OBJECTIVE
Set the listing down unchanged, minus every embedded image.

* * *

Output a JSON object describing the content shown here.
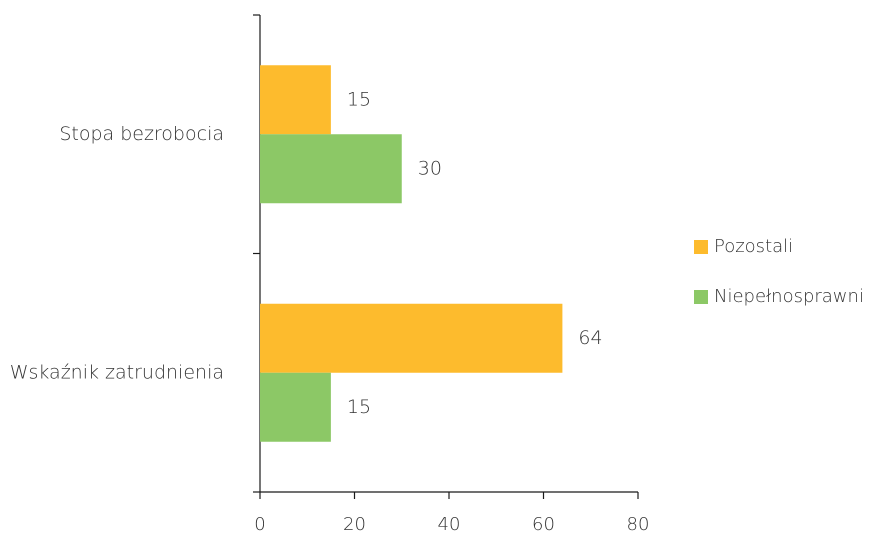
{
  "chart_data": {
    "type": "bar",
    "orientation": "horizontal",
    "categories": [
      "Stopa bezrobocia",
      "Wskaźnik zatrudnienia"
    ],
    "series": [
      {
        "name": "Pozostali",
        "color": "#FDBB2D",
        "values": [
          15,
          64
        ]
      },
      {
        "name": "Niepełnosprawni",
        "color": "#8CC866",
        "values": [
          30,
          15
        ]
      }
    ],
    "xlim": [
      0,
      80
    ],
    "xticks": [
      0,
      20,
      40,
      60,
      80
    ],
    "data_labels": true,
    "grid": false,
    "legend_position": "right",
    "title": "",
    "xlabel": "",
    "ylabel": ""
  }
}
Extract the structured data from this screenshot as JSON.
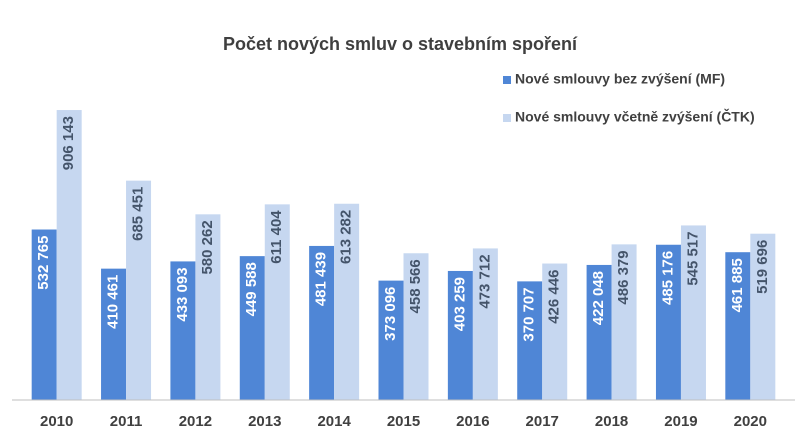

* * *

COMPLETE ANSWER
Output a JSON object describing the content shown here.
{
  "chart_data": {
    "type": "bar",
    "orientation": "horizontal",
    "categories": [
      "Stopa bezrobocia",
      "Wskaźnik zatrudnienia"
    ],
    "series": [
      {
        "name": "Pozostali",
        "color": "#FDBB2D",
        "values": [
          15,
          64
        ]
      },
      {
        "name": "Niepełnosprawni",
        "color": "#8CC866",
        "values": [
          30,
          15
        ]
      }
    ],
    "xlim": [
      0,
      80
    ],
    "xticks": [
      0,
      20,
      40,
      60,
      80
    ],
    "data_labels": true,
    "grid": false,
    "legend_position": "right",
    "title": "",
    "xlabel": "",
    "ylabel": ""
  }
}
Extract the structured data from this screenshot as JSON.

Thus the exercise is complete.